BEGIN

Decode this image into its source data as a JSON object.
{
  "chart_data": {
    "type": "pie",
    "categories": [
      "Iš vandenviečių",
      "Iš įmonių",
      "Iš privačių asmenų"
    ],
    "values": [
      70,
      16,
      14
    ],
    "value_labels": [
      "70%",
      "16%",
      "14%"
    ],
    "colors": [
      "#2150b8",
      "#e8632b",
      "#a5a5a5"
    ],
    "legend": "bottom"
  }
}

END

● **Task goal**
Print the whole listing exactly as it is.

● **Reply to the task**
Decode this image into its source data as a JSON object.
{
  "chart_data": {
    "type": "pie",
    "categories": [
      "Iš vandenviečių",
      "Iš įmonių",
      "Iš privačių asmenų"
    ],
    "values": [
      70,
      16,
      14
    ],
    "value_labels": [
      "70%",
      "16%",
      "14%"
    ],
    "colors": [
      "#2150b8",
      "#e8632b",
      "#a5a5a5"
    ],
    "legend": "bottom"
  }
}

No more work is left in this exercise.